What you are asked to do »
Both ends included, set down the lines from the line containing "Extract all readable text from this page." through the last line of the records below, without pictures.

>> START

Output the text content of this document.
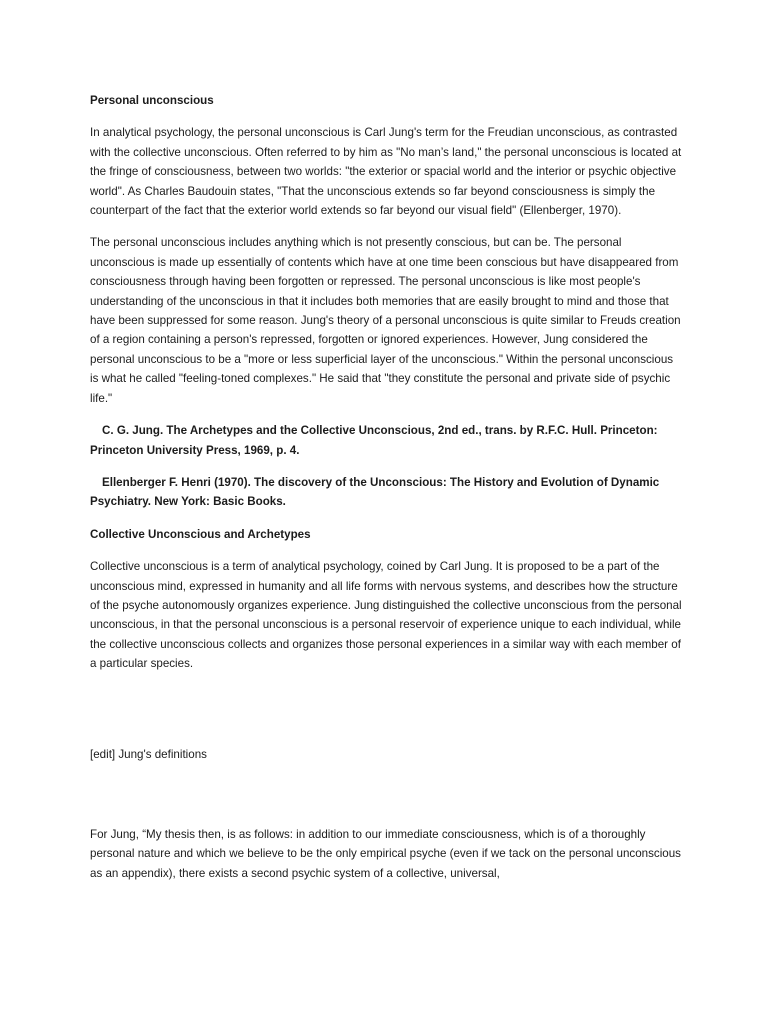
Personal unconscious

In analytical psychology, the personal unconscious is Carl Jung's term for the Freudian unconscious, as contrasted with the collective unconscious. Often referred to by him as "No man’s land," the personal unconscious is located at the fringe of consciousness, between two worlds: "the exterior or spacial world and the interior or psychic objective world". As Charles Baudouin states, "That the unconscious extends so far beyond consciousness is simply the counterpart of the fact that the exterior world extends so far beyond our visual field" (Ellenberger, 1970).

The personal unconscious includes anything which is not presently conscious, but can be. The personal unconscious is made up essentially of contents which have at one time been conscious but have disappeared from consciousness through having been forgotten or repressed. The personal unconscious is like most people's understanding of the unconscious in that it includes both memories that are easily brought to mind and those that have been suppressed for some reason. Jung's theory of a personal unconscious is quite similar to Freuds creation of a region containing a person's repressed, forgotten or ignored experiences. However, Jung considered the personal unconscious to be a "more or less superficial layer of the unconscious." Within the personal unconscious is what he called "feeling-toned complexes." He said that "they constitute the personal and private side of psychic life."

C. G. Jung. The Archetypes and the Collective Unconscious, 2nd ed., trans. by R.F.C. Hull. Princeton: Princeton University Press, 1969, p. 4.

Ellenberger F. Henri (1970). The discovery of the Unconscious: The History and Evolution of Dynamic Psychiatry. New York: Basic Books.

Collective Unconscious and Archetypes

Collective unconscious is a term of analytical psychology, coined by Carl Jung. It is proposed to be a part of the unconscious mind, expressed in humanity and all life forms with nervous systems, and describes how the structure of the psyche autonomously organizes experience. Jung distinguished the collective unconscious from the personal unconscious, in that the personal unconscious is a personal reservoir of experience unique to each individual, while the collective unconscious collects and organizes those personal experiences in a similar way with each member of a particular species.

[edit] Jung's definitions

For Jung, “My thesis then, is as follows: in addition to our immediate consciousness, which is of a thoroughly personal nature and which we believe to be the only empirical psyche (even if we tack on the personal unconscious as an appendix), there exists a second psychic system of a collective, universal,
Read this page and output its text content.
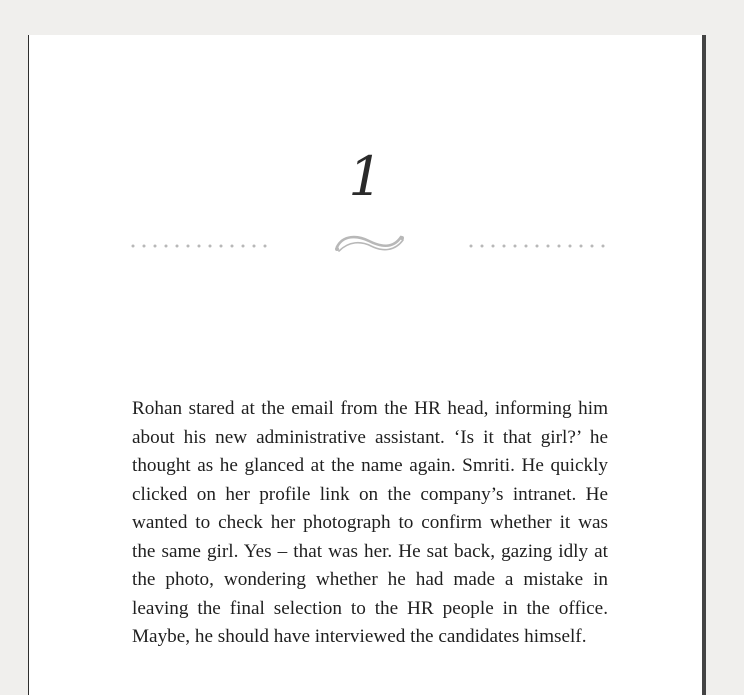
1

Rohan stared at the email from the HR head, informing him about his new administrative assistant. ‘Is it that girl?’ he thought as he glanced at the name again. Smriti. He quickly clicked on her profile link on the company’s intranet. He wanted to check her photograph to confirm whether it was the same girl. Yes – that was her. He sat back, gazing idly at the photo, wondering whether he had made a mistake in leaving the final selection to the HR people in the office. Maybe, he should have interviewed the candidates himself.
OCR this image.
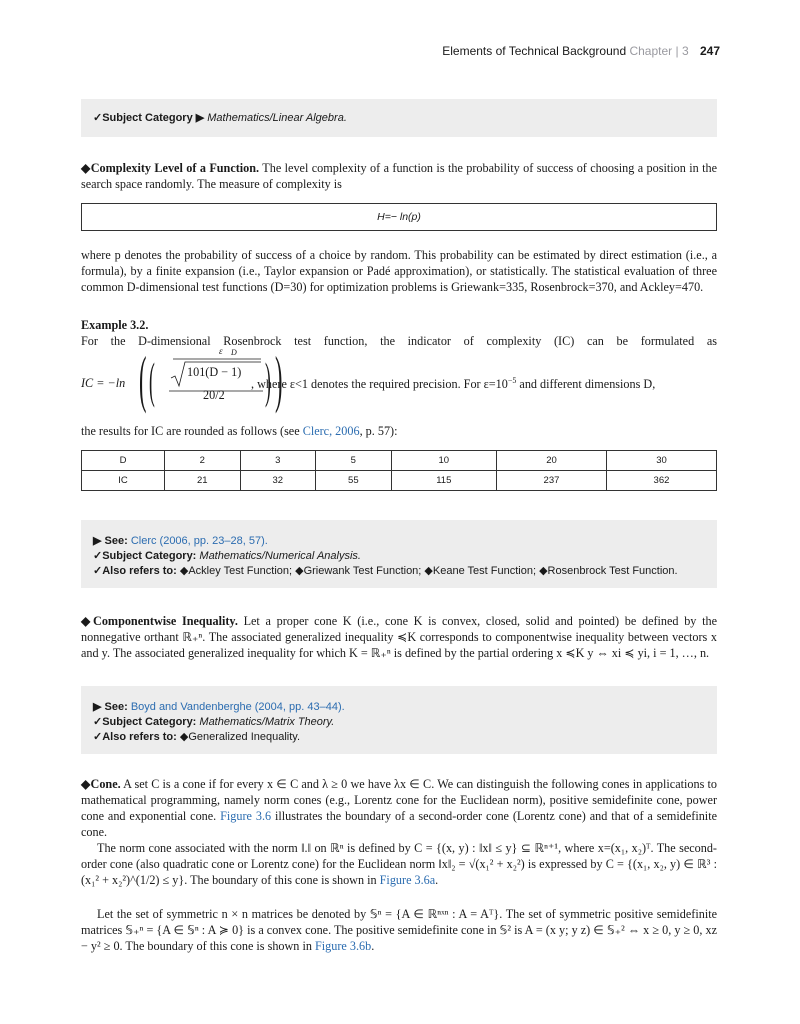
Elements of Technical Background Chapter | 3 247
✓Subject Category ▶ Mathematics/Linear Algebra.
◆Complexity Level of a Function. The level complexity of a function is the probability of success of choosing a position in the search space randomly. The measure of complexity is
H=− ln(p)
where p denotes the probability of success of a choice by random. This probability can be estimated by direct estimation (i.e., a formula), by a finite expansion (i.e., Taylor expansion or Padé approximation), or statistically. The statistical evaluation of three common D-dimensional test functions (D=30) for optimization problems is Griewank=335, Rosenbrock=370, and Ackley=470.
Example 3.2.
For the D-dimensional Rosenbrock test function, the indicator of complexity (IC) can be formulated as
IC = −ln ( (
ε
101(D − 1)
20/2 ) )
D
, where ε<1 denotes the required precision. For $\varepsilon=10^{-5}$ and different dimensions D,
the results for IC are rounded as follows (see Clerc, 2006, p. 57):
D	2	3	5	10	20	30
IC	21	32	55	115	237	362
▶ See: Clerc (2006, pp. 23–28, 57).
✓Subject Category: Mathematics/Numerical Analysis.
✓Also refers to: ◆Ackley Test Function; ◆Griewank Test Function; ◆Keane Test Function; ◆Rosenbrock Test Function.
◆Componentwise Inequality. Let a proper cone K (i.e., cone K is convex, closed, solid and pointed) be defined by the nonnegative orthant ℝ₊ⁿ. The associated generalized inequality ≼K corresponds to componentwise inequality between vectors x and y. The associated generalized inequality for which K = ℝ₊ⁿ is defined by the partial ordering x ≼K y ⇔ xi ≼ yi, i = 1, …, n.
▶ See: Boyd and Vandenberghe (2004, pp. 43–44).
✓Subject Category: Mathematics/Matrix Theory.
✓Also refers to: ◆Generalized Inequality.
◆Cone. A set C is a cone if for every x ∈ C and λ ≥ 0 we have λx ∈ C. We can distinguish the following cones in applications to mathematical programming, namely norm cones (e.g., Lorentz cone for the Euclidean norm), positive semidefinite cone, power cone and exponential cone. Figure 3.6 illustrates the boundary of a second-order cone (Lorentz cone) and that of a semidefinite cone.
The norm cone associated with the norm ‖.‖ on ℝⁿ is defined by C = {(x, y) : ‖x‖ ≤ y} ⊆ ℝⁿ⁺¹, where x=(x₁, x₂)ᵀ. The second-order cone (also quadratic cone or Lorentz cone) for the Euclidean norm ‖x‖₂ = √(x₁² + x₂²) is expressed by C = {(x₁, x₂, y) ∈ ℝ³ : (x₁² + x₂²)^(1/2) ≤ y}. The boundary of this cone is shown in Figure 3.6a.
Let the set of symmetric n × n matrices be denoted by 𝕊ⁿ = {A ∈ ℝⁿˣⁿ : A = Aᵀ}. The set of symmetric positive semidefinite matrices 𝕊₊ⁿ = {A ∈ 𝕊ⁿ : A ≽ 0} is a convex cone. The positive semidefinite cone in 𝕊² is A = (x y; y z) ∈ 𝕊₊² ⇔ x ≥ 0, y ≥ 0, xz − y² ≥ 0. The boundary of this cone is shown in Figure 3.6b.
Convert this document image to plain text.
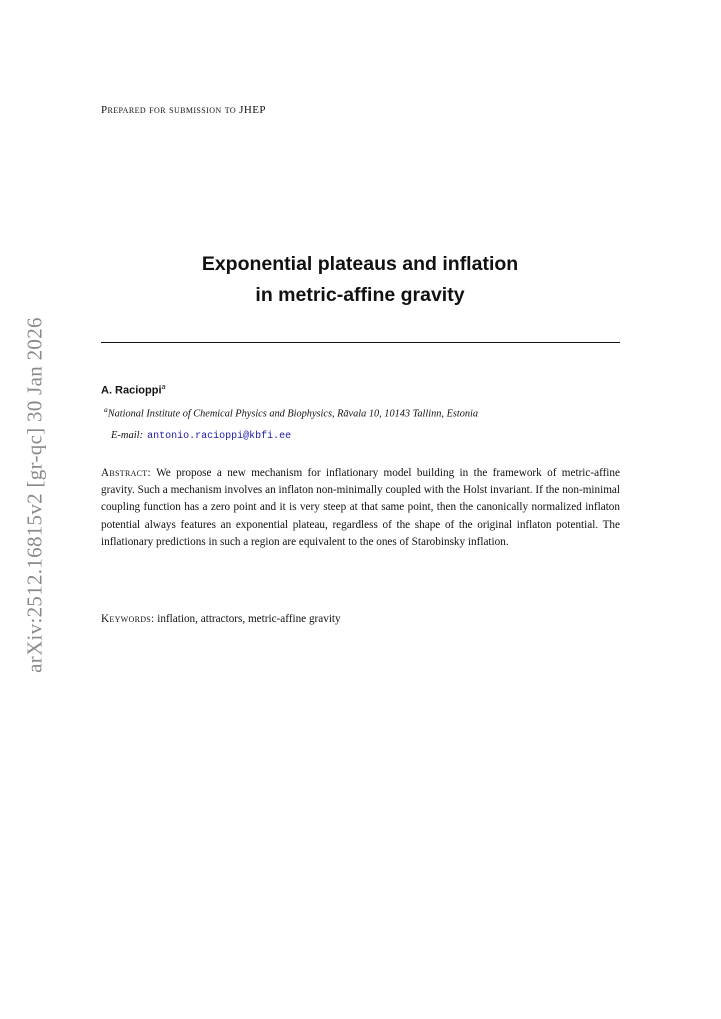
arXiv:2512.16815v2 [gr-qc] 30 Jan 2026
Prepared for submission to JHEP
Exponential plateaus and inflation
in metric-affine gravity
A. Racioppi$^a$
$^a$National Institute of Chemical Physics and Biophysics, Rāvala 10, 10143 Tallinn, Estonia
E-mail: antonio.racioppi@kbfi.ee
Abstract: We propose a new mechanism for inflationary model building in the framework of metric-affine gravity. Such a mechanism involves an inflaton non-minimally coupled with the Holst invariant. If the non-minimal coupling function has a zero point and it is very steep at that same point, then the canonically normalized inflaton potential always features an exponential plateau, regardless of the shape of the original inflaton potential. The inflationary predictions in such a region are equivalent to the ones of Starobinsky inflation.
Keywords: inflation, attractors, metric-affine gravity
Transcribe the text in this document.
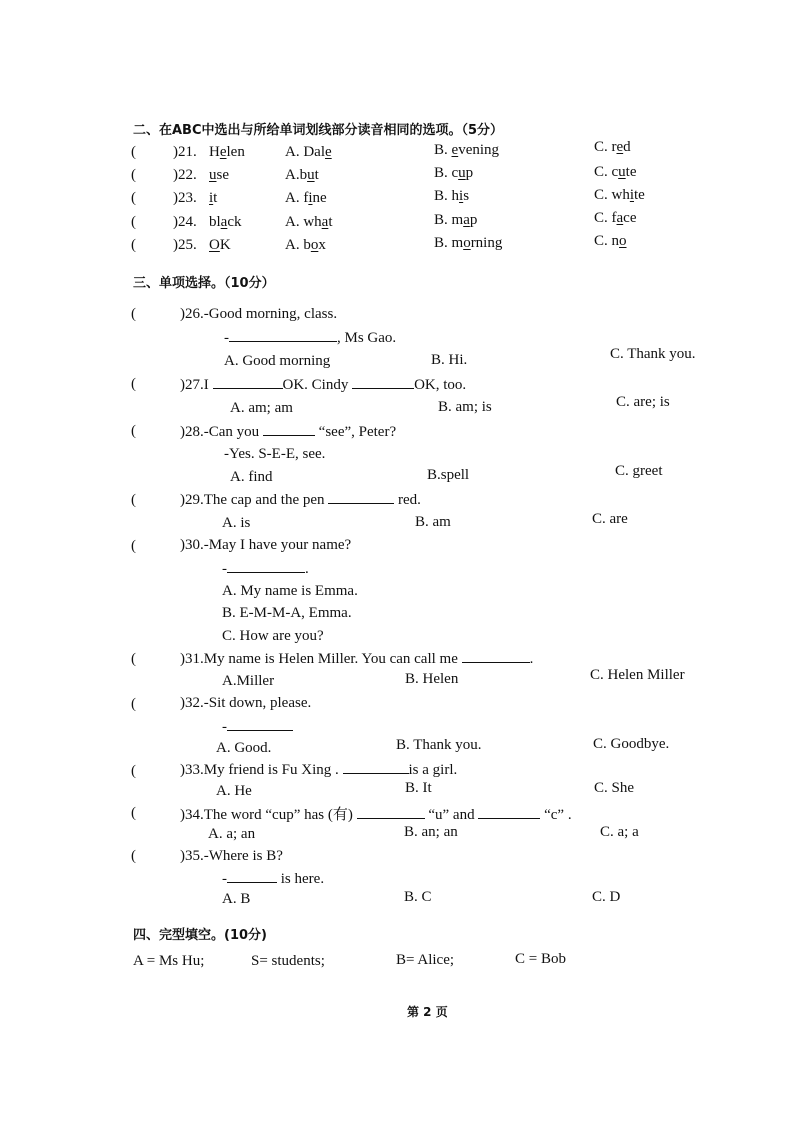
二、在ABC中选出与所给单词划线部分读音相同的选项。（5分）
( )21. Helen	A. Dale	B. evening	C. red
( )22. use	A.but	B. cup	C. cute
( )23. it	A. fine	B. his	C. white
( )24. black	A. what	B. map	C. face
( )25. OK	A. box	B. morning	C. no
三、单项选择。（10分）
(	)26.-Good morning, class.
-	, Ms Gao.
A. Good morning	B. Hi.	C. Thank you.
(	)27.I	OK. Cindy	OK, too.
A. am; am	B. am; is	C. are; is
(	)28.-Can you	“see”, Peter?
-Yes. S-E-E, see.
A. find	B.spell	C. greet
(	)29.The cap and the pen	red.
A. is	B. am	C. are
(	)30.-May I have your name?
-	.
A. My name is Emma.
B. E-M-M-A, Emma.
C. How are you?
(	)31.My name is Helen Miller. You can call me	.
A.Miller	B. Helen	C. Helen Miller
(	)32.-Sit down, please.
-
A. Good.	B. Thank you.	C. Goodbye.
(	)33.My friend is Fu Xing .	is a girl.
A. He	B. It	C. She
(	)34.The word “cup” has (有)	“u” and	“c” .
A. a; an	B. an; an	C. a; a
(	)35.-Where is B?
-	is here.
A. B	B. C	C. D
四、完型填空。(10分)
A = Ms Hu;	S= students;	B= Alice;	C = Bob
第 2 页
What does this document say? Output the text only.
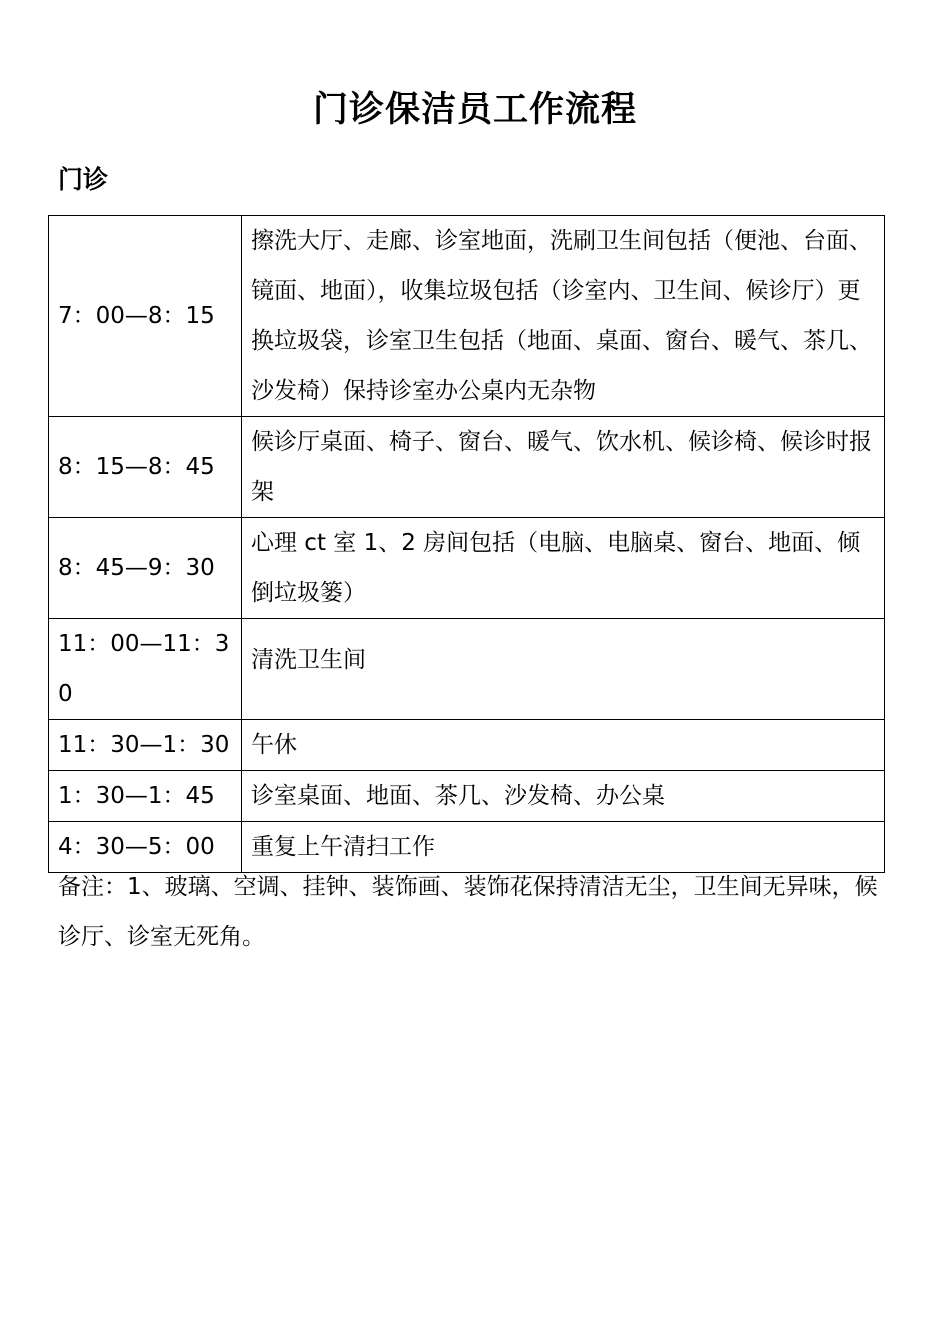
门诊保洁员工作流程
门诊
7：00—8：15	擦洗大厅、走廊、诊室地面，洗刷卫生间包括（便池、台面、镜面、地面），收集垃圾包括（诊室内、卫生间、候诊厅）更换垃圾袋，诊室卫生包括（地面、桌面、窗台、暖气、茶几、沙发椅）保持诊室办公桌内无杂物
8：15—8：45	候诊厅桌面、椅子、窗台、暖气、饮水机、候诊椅、候诊时报架
8：45—9：30	心理 ct 室 1、2 房间包括（电脑、电脑桌、窗台、地面、倾倒垃圾篓）
11：00—11：30	清洗卫生间
11：30—1：30	午休
1：30—1：45	诊室桌面、地面、茶几、沙发椅、办公桌
4：30—5：00	重复上午清扫工作
备注：1、玻璃、空调、挂钟、装饰画、装饰花保持清洁无尘，卫生间无异味，候诊厅、诊室无死角。
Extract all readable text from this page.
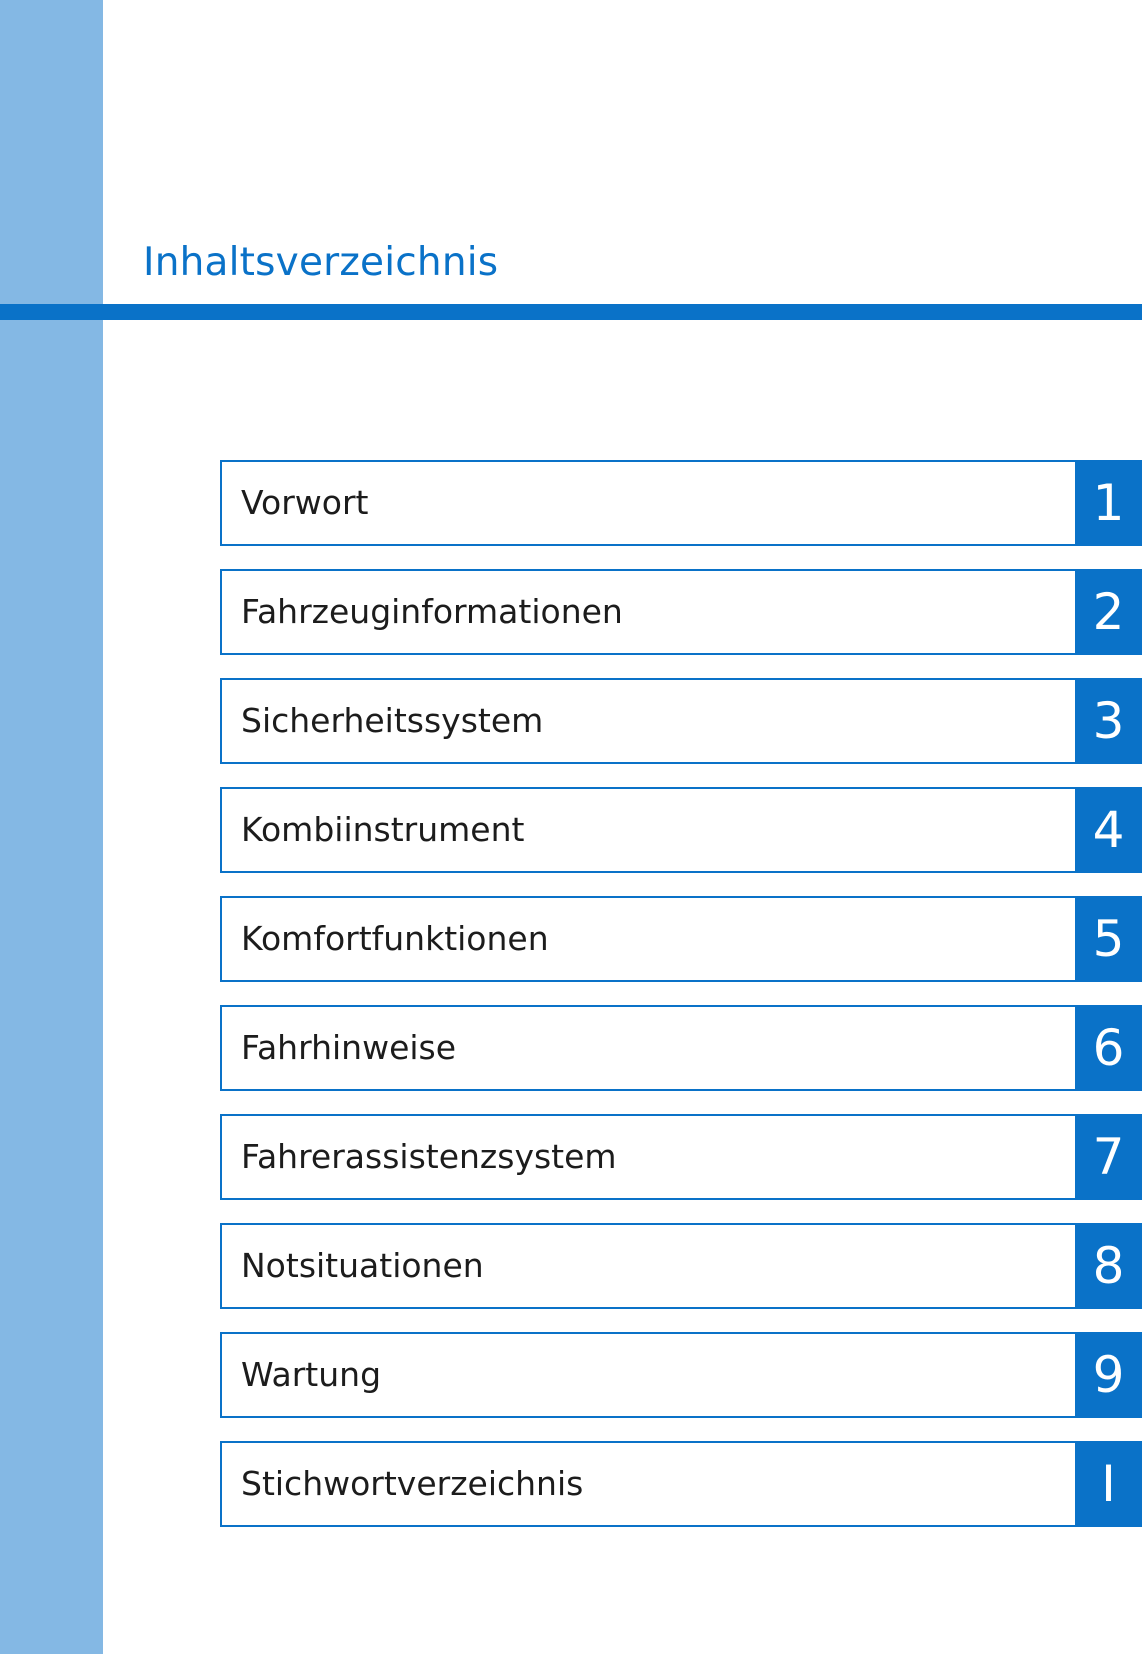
Inhaltsverzeichnis
Vorwort	1
Fahrzeuginformationen	2
Sicherheitssystem	3
Kombiinstrument	4
Komfortfunktionen	5
Fahrhinweise	6
Fahrerassistenzsystem	7
Notsituationen	8
Wartung	9
Stichwortverzeichnis	I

>> END

Exercise response »
Extract all readable text from this page.
Inhaltsverzeichnis
Vorwort	1
Fahrzeuginformationen	2
Sicherheitssystem	3
Kombiinstrument	4
Komfortfunktionen	5
Fahrhinweise	6
Fahrerassistenzsystem	7
Notsituationen	8
Wartung	9
Stichwortverzeichnis	I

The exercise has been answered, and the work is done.